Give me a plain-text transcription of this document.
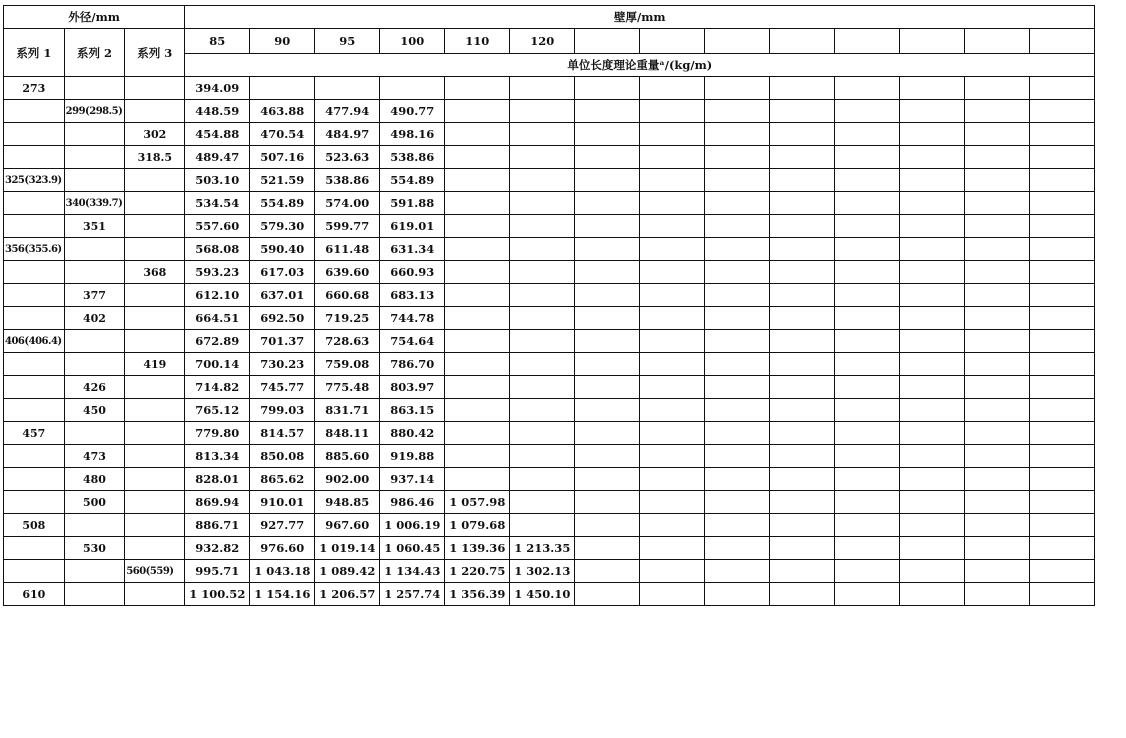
外径/mm			壁厚/mm													
系列 1	系列 2	系列 3	85	90	95	100	110	120								
			单位长度理论重量ᵃ/(kg/m)													
273			394.09													
	299(298.5)		448.59	463.88	477.94	490.77										
		302	454.88	470.54	484.97	498.16										
		318.5	489.47	507.16	523.63	538.86										
325(323.9)			503.10	521.59	538.86	554.89										
	340(339.7)		534.54	554.89	574.00	591.88										
	351		557.60	579.30	599.77	619.01										
356(355.6)			568.08	590.40	611.48	631.34										
		368	593.23	617.03	639.60	660.93										
	377		612.10	637.01	660.68	683.13										
	402		664.51	692.50	719.25	744.78										
406(406.4)			672.89	701.37	728.63	754.64										
		419	700.14	730.23	759.08	786.70										
	426		714.82	745.77	775.48	803.97										
	450		765.12	799.03	831.71	863.15										
457			779.80	814.57	848.11	880.42										
	473		813.34	850.08	885.60	919.88										
	480		828.01	865.62	902.00	937.14										
	500		869.94	910.01	948.85	986.46	1 057.98									
508			886.71	927.77	967.60	1 006.19	1 079.68									
	530		932.82	976.60	1 019.14	1 060.45	1 139.36	1 213.35								
		560(559)	995.71	1 043.18	1 089.42	1 134.43	1 220.75	1 302.13								
610			1 100.52	1 154.16	1 206.57	1 257.74	1 356.39	1 450.10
·····
● **Exercise objective**:
Copy the material exactly. Do not include the pictures.

● **Answer to the task**:
Give me a plain-text transcription of this document.
外径/mm			壁厚/mm													
系列 1	系列 2	系列 3	85	90	95	100	110	120								
			单位长度理论重量ᵃ/(kg/m)													
273			394.09													
	299(298.5)		448.59	463.88	477.94	490.77										
		302	454.88	470.54	484.97	498.16										
		318.5	489.47	507.16	523.63	538.86										
325(323.9)			503.10	521.59	538.86	554.89										
	340(339.7)		534.54	554.89	574.00	591.88										
	351		557.60	579.30	599.77	619.01										
356(355.6)			568.08	590.40	611.48	631.34										
		368	593.23	617.03	639.60	660.93										
	377		612.10	637.01	660.68	683.13										
	402		664.51	692.50	719.25	744.78										
406(406.4)			672.89	701.37	728.63	754.64										
		419	700.14	730.23	759.08	786.70										
	426		714.82	745.77	775.48	803.97										
	450		765.12	799.03	831.71	863.15										
457			779.80	814.57	848.11	880.42										
	473		813.34	850.08	885.60	919.88										
	480		828.01	865.62	902.00	937.14										
	500		869.94	910.01	948.85	986.46	1 057.98									
508			886.71	927.77	967.60	1 006.19	1 079.68									
	530		932.82	976.60	1 019.14	1 060.45	1 139.36	1 213.35								
		560(559)	995.71	1 043.18	1 089.42	1 134.43	1 220.75	1 302.13								
610			1 100.52	1 154.16	1 206.57	1 257.74	1 356.39	1 450.10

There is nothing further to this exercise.